SUPPLIED DATA
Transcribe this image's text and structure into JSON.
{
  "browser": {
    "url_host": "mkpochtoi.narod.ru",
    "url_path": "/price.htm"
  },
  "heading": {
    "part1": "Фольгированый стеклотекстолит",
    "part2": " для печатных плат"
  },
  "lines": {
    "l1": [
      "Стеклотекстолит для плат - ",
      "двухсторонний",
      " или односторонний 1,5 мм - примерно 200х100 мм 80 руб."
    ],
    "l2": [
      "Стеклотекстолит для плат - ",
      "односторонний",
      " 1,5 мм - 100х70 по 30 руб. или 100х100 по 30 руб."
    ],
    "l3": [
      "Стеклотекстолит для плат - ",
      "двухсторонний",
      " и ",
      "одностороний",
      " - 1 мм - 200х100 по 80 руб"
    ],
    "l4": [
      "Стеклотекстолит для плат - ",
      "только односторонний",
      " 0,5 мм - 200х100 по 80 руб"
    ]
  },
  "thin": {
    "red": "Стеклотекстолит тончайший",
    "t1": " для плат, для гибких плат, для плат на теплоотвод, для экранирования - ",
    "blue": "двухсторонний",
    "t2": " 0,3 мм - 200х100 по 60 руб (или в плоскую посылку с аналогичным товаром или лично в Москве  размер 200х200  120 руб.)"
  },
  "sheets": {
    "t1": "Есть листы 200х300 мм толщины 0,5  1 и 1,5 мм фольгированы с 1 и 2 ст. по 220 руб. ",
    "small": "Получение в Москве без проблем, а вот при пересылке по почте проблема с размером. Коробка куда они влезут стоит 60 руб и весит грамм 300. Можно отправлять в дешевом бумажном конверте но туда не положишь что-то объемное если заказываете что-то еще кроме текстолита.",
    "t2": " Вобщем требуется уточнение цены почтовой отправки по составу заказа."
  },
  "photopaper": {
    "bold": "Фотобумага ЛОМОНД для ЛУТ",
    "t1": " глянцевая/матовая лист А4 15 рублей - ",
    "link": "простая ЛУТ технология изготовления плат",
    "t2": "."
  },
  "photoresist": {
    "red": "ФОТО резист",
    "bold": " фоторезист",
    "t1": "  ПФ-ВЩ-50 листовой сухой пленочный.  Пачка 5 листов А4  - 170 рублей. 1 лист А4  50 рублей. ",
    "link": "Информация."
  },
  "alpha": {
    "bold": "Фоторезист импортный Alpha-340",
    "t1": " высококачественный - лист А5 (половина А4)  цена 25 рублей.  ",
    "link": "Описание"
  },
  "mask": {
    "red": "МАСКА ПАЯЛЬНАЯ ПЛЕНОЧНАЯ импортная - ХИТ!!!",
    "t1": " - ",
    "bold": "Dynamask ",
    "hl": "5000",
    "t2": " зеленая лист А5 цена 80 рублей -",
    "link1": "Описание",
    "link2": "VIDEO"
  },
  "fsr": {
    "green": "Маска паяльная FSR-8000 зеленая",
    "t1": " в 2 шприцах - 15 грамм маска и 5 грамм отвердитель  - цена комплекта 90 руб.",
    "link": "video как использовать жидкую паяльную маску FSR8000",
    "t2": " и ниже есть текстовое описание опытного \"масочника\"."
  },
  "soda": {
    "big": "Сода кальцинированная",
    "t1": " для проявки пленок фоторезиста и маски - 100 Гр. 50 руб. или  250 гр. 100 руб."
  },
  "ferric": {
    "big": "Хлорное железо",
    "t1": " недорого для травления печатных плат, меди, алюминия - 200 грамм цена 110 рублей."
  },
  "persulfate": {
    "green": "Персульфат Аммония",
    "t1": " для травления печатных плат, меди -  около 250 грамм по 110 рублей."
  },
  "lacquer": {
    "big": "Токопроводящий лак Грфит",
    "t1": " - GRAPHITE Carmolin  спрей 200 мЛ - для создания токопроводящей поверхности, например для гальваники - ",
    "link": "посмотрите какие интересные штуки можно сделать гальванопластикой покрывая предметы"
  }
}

GIVEN INSTRUCTION
Extract all of the data above and output it character for character.

FULL OUTPUT
Transcribe this image's text and structure into JSON.
{
  "browser": {
    "url_host": "mkpochtoi.narod.ru",
    "url_path": "/price.htm"
  },
  "heading": {
    "part1": "Фольгированый стеклотекстолит",
    "part2": " для печатных плат"
  },
  "lines": {
    "l1": [
      "Стеклотекстолит для плат - ",
      "двухсторонний",
      " или односторонний 1,5 мм - примерно 200х100 мм 80 руб."
    ],
    "l2": [
      "Стеклотекстолит для плат - ",
      "односторонний",
      " 1,5 мм - 100х70 по 30 руб. или 100х100 по 30 руб."
    ],
    "l3": [
      "Стеклотекстолит для плат - ",
      "двухсторонний",
      " и ",
      "одностороний",
      " - 1 мм - 200х100 по 80 руб"
    ],
    "l4": [
      "Стеклотекстолит для плат - ",
      "только односторонний",
      " 0,5 мм - 200х100 по 80 руб"
    ]
  },
  "thin": {
    "red": "Стеклотекстолит тончайший",
    "t1": " для плат, для гибких плат, для плат на теплоотвод, для экранирования - ",
    "blue": "двухсторонний",
    "t2": " 0,3 мм - 200х100 по 60 руб (или в плоскую посылку с аналогичным товаром или лично в Москве  размер 200х200  120 руб.)"
  },
  "sheets": {
    "t1": "Есть листы 200х300 мм толщины 0,5  1 и 1,5 мм фольгированы с 1 и 2 ст. по 220 руб. ",
    "small": "Получение в Москве без проблем, а вот при пересылке по почте проблема с размером. Коробка куда они влезут стоит 60 руб и весит грамм 300. Можно отправлять в дешевом бумажном конверте но туда не положишь что-то объемное если заказываете что-то еще кроме текстолита.",
    "t2": " Вобщем требуется уточнение цены почтовой отправки по составу заказа."
  },
  "photopaper": {
    "bold": "Фотобумага ЛОМОНД для ЛУТ",
    "t1": " глянцевая/матовая лист А4 15 рублей - ",
    "link": "простая ЛУТ технология изготовления плат",
    "t2": "."
  },
  "photoresist": {
    "red": "ФОТО резист",
    "bold": " фоторезист",
    "t1": "  ПФ-ВЩ-50 листовой сухой пленочный.  Пачка 5 листов А4  - 170 рублей. 1 лист А4  50 рублей. ",
    "link": "Информация."
  },
  "alpha": {
    "bold": "Фоторезист импортный Alpha-340",
    "t1": " высококачественный - лист А5 (половина А4)  цена 25 рублей.  ",
    "link": "Описание"
  },
  "mask": {
    "red": "МАСКА ПАЯЛЬНАЯ ПЛЕНОЧНАЯ импортная - ХИТ!!!",
    "t1": " - ",
    "bold": "Dynamask ",
    "hl": "5000",
    "t2": " зеленая лист А5 цена 80 рублей -",
    "link1": "Описание",
    "link2": "VIDEO"
  },
  "fsr": {
    "green": "Маска паяльная FSR-8000 зеленая",
    "t1": " в 2 шприцах - 15 грамм маска и 5 грамм отвердитель  - цена комплекта 90 руб.",
    "link": "video как использовать жидкую паяльную маску FSR8000",
    "t2": " и ниже есть текстовое описание опытного \"масочника\"."
  },
  "soda": {
    "big": "Сода кальцинированная",
    "t1": " для проявки пленок фоторезиста и маски - 100 Гр. 50 руб. или  250 гр. 100 руб."
  },
  "ferric": {
    "big": "Хлорное железо",
    "t1": " недорого для травления печатных плат, меди, алюминия - 200 грамм цена 110 рублей."
  },
  "persulfate": {
    "green": "Персульфат Аммония",
    "t1": " для травления печатных плат, меди -  около 250 грамм по 110 рублей."
  },
  "lacquer": {
    "big": "Токопроводящий лак Грфит",
    "t1": " - GRAPHITE Carmolin  спрей 200 мЛ - для создания токопроводящей поверхности, например для гальваники - ",
    "link": "посмотрите какие интересные штуки можно сделать гальванопластикой покрывая предметы"
  }
}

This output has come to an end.